* **Structured figure records**
────────────────────

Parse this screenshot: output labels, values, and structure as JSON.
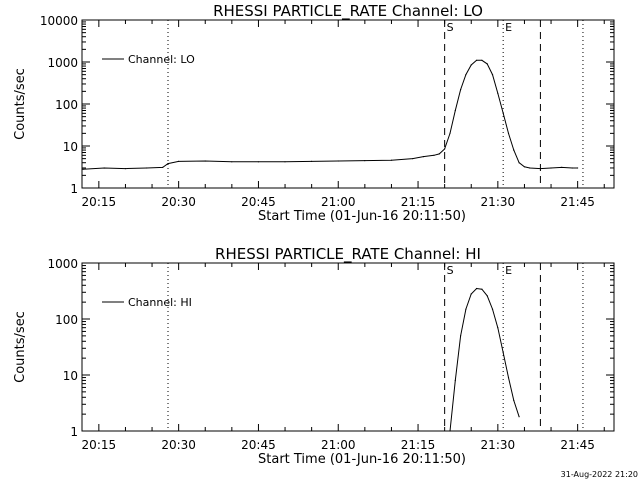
{
  "footer": {
    "timestamp": "31-Aug-2022 21:20"
  },
  "chart_data": [
    {
      "type": "line",
      "title": "RHESSI PARTICLE_RATE Channel: LO",
      "xlabel": "Start Time (01-Jun-16 20:11:50)",
      "ylabel": "Counts/sec",
      "x_unit": "minutes (clock time 01-Jun-16)",
      "xlim": [
        "20:11:50",
        "21:51:50"
      ],
      "ylim": [
        1,
        10000
      ],
      "yscale": "log",
      "x_ticks": [
        "20:15",
        "20:30",
        "20:45",
        "21:00",
        "21:15",
        "21:30",
        "21:45"
      ],
      "y_ticks": [
        "1",
        "10",
        "100",
        "1000",
        "10000"
      ],
      "legend": {
        "entries": [
          "Channel: LO"
        ],
        "position": "top-left"
      },
      "grid": false,
      "markers": [
        {
          "label": "",
          "time": "20:28",
          "style": "dotted"
        },
        {
          "label": "S",
          "time": "21:20",
          "style": "dashed"
        },
        {
          "label": "E",
          "time": "21:31",
          "style": "dotted"
        },
        {
          "label": "",
          "time": "21:38",
          "style": "dashed"
        },
        {
          "label": "",
          "time": "21:46",
          "style": "dotted"
        }
      ],
      "series": [
        {
          "name": "Channel: LO",
          "x": [
            "20:12",
            "20:16",
            "20:20",
            "20:24",
            "20:27",
            "20:28",
            "20:30",
            "20:35",
            "20:40",
            "20:45",
            "20:50",
            "20:55",
            "21:00",
            "21:05",
            "21:10",
            "21:14",
            "21:16",
            "21:18",
            "21:19",
            "21:20",
            "21:21",
            "21:22",
            "21:23",
            "21:24",
            "21:25",
            "21:26",
            "21:27",
            "21:28",
            "21:29",
            "21:30",
            "21:31",
            "21:32",
            "21:33",
            "21:34",
            "21:35",
            "21:36",
            "21:38",
            "21:40",
            "21:42",
            "21:44",
            "21:45"
          ],
          "y": [
            2.8,
            3.0,
            2.9,
            3.0,
            3.1,
            3.8,
            4.3,
            4.4,
            4.2,
            4.2,
            4.2,
            4.3,
            4.4,
            4.5,
            4.6,
            5.0,
            5.6,
            6.0,
            6.5,
            8.5,
            20,
            70,
            220,
            500,
            850,
            1100,
            1100,
            900,
            500,
            180,
            60,
            20,
            8,
            4.0,
            3.2,
            3.0,
            2.9,
            3.0,
            3.1,
            3.0,
            3.0
          ]
        }
      ]
    },
    {
      "type": "line",
      "title": "RHESSI PARTICLE_RATE Channel: HI",
      "xlabel": "Start Time (01-Jun-16 20:11:50)",
      "ylabel": "Counts/sec",
      "x_unit": "minutes (clock time 01-Jun-16)",
      "xlim": [
        "20:11:50",
        "21:51:50"
      ],
      "ylim": [
        1,
        1000
      ],
      "yscale": "log",
      "x_ticks": [
        "20:15",
        "20:30",
        "20:45",
        "21:00",
        "21:15",
        "21:30",
        "21:45"
      ],
      "y_ticks": [
        "1",
        "10",
        "100",
        "1000"
      ],
      "legend": {
        "entries": [
          "Channel: HI"
        ],
        "position": "top-left"
      },
      "grid": false,
      "markers": [
        {
          "label": "",
          "time": "20:28",
          "style": "dotted"
        },
        {
          "label": "S",
          "time": "21:20",
          "style": "dashed"
        },
        {
          "label": "E",
          "time": "21:31",
          "style": "dotted"
        },
        {
          "label": "",
          "time": "21:38",
          "style": "dashed"
        },
        {
          "label": "",
          "time": "21:46",
          "style": "dotted"
        }
      ],
      "series": [
        {
          "name": "Channel: HI",
          "x": [
            "21:21",
            "21:22",
            "21:23",
            "21:24",
            "21:25",
            "21:26",
            "21:27",
            "21:28",
            "21:29",
            "21:30",
            "21:31",
            "21:32",
            "21:33",
            "21:34"
          ],
          "y": [
            1,
            8,
            50,
            150,
            280,
            350,
            340,
            260,
            150,
            70,
            25,
            9,
            3.5,
            1.8
          ]
        }
      ]
    }
  ]
}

────────────────────

* **Directions**
Quote the entries in full. Any image among them is to be omitted from the copy.

* **Problem solution**
Parse this screenshot: output labels, values, and structure as JSON.
{
  "footer": {
    "timestamp": "31-Aug-2022 21:20"
  },
  "chart_data": [
    {
      "type": "line",
      "title": "RHESSI PARTICLE_RATE Channel: LO",
      "xlabel": "Start Time (01-Jun-16 20:11:50)",
      "ylabel": "Counts/sec",
      "x_unit": "minutes (clock time 01-Jun-16)",
      "xlim": [
        "20:11:50",
        "21:51:50"
      ],
      "ylim": [
        1,
        10000
      ],
      "yscale": "log",
      "x_ticks": [
        "20:15",
        "20:30",
        "20:45",
        "21:00",
        "21:15",
        "21:30",
        "21:45"
      ],
      "y_ticks": [
        "1",
        "10",
        "100",
        "1000",
        "10000"
      ],
      "legend": {
        "entries": [
          "Channel: LO"
        ],
        "position": "top-left"
      },
      "grid": false,
      "markers": [
        {
          "label": "",
          "time": "20:28",
          "style": "dotted"
        },
        {
          "label": "S",
          "time": "21:20",
          "style": "dashed"
        },
        {
          "label": "E",
          "time": "21:31",
          "style": "dotted"
        },
        {
          "label": "",
          "time": "21:38",
          "style": "dashed"
        },
        {
          "label": "",
          "time": "21:46",
          "style": "dotted"
        }
      ],
      "series": [
        {
          "name": "Channel: LO",
          "x": [
            "20:12",
            "20:16",
            "20:20",
            "20:24",
            "20:27",
            "20:28",
            "20:30",
            "20:35",
            "20:40",
            "20:45",
            "20:50",
            "20:55",
            "21:00",
            "21:05",
            "21:10",
            "21:14",
            "21:16",
            "21:18",
            "21:19",
            "21:20",
            "21:21",
            "21:22",
            "21:23",
            "21:24",
            "21:25",
            "21:26",
            "21:27",
            "21:28",
            "21:29",
            "21:30",
            "21:31",
            "21:32",
            "21:33",
            "21:34",
            "21:35",
            "21:36",
            "21:38",
            "21:40",
            "21:42",
            "21:44",
            "21:45"
          ],
          "y": [
            2.8,
            3.0,
            2.9,
            3.0,
            3.1,
            3.8,
            4.3,
            4.4,
            4.2,
            4.2,
            4.2,
            4.3,
            4.4,
            4.5,
            4.6,
            5.0,
            5.6,
            6.0,
            6.5,
            8.5,
            20,
            70,
            220,
            500,
            850,
            1100,
            1100,
            900,
            500,
            180,
            60,
            20,
            8,
            4.0,
            3.2,
            3.0,
            2.9,
            3.0,
            3.1,
            3.0,
            3.0
          ]
        }
      ]
    },
    {
      "type": "line",
      "title": "RHESSI PARTICLE_RATE Channel: HI",
      "xlabel": "Start Time (01-Jun-16 20:11:50)",
      "ylabel": "Counts/sec",
      "x_unit": "minutes (clock time 01-Jun-16)",
      "xlim": [
        "20:11:50",
        "21:51:50"
      ],
      "ylim": [
        1,
        1000
      ],
      "yscale": "log",
      "x_ticks": [
        "20:15",
        "20:30",
        "20:45",
        "21:00",
        "21:15",
        "21:30",
        "21:45"
      ],
      "y_ticks": [
        "1",
        "10",
        "100",
        "1000"
      ],
      "legend": {
        "entries": [
          "Channel: HI"
        ],
        "position": "top-left"
      },
      "grid": false,
      "markers": [
        {
          "label": "",
          "time": "20:28",
          "style": "dotted"
        },
        {
          "label": "S",
          "time": "21:20",
          "style": "dashed"
        },
        {
          "label": "E",
          "time": "21:31",
          "style": "dotted"
        },
        {
          "label": "",
          "time": "21:38",
          "style": "dashed"
        },
        {
          "label": "",
          "time": "21:46",
          "style": "dotted"
        }
      ],
      "series": [
        {
          "name": "Channel: HI",
          "x": [
            "21:21",
            "21:22",
            "21:23",
            "21:24",
            "21:25",
            "21:26",
            "21:27",
            "21:28",
            "21:29",
            "21:30",
            "21:31",
            "21:32",
            "21:33",
            "21:34"
          ],
          "y": [
            1,
            8,
            50,
            150,
            280,
            350,
            340,
            260,
            150,
            70,
            25,
            9,
            3.5,
            1.8
          ]
        }
      ]
    }
  ]
}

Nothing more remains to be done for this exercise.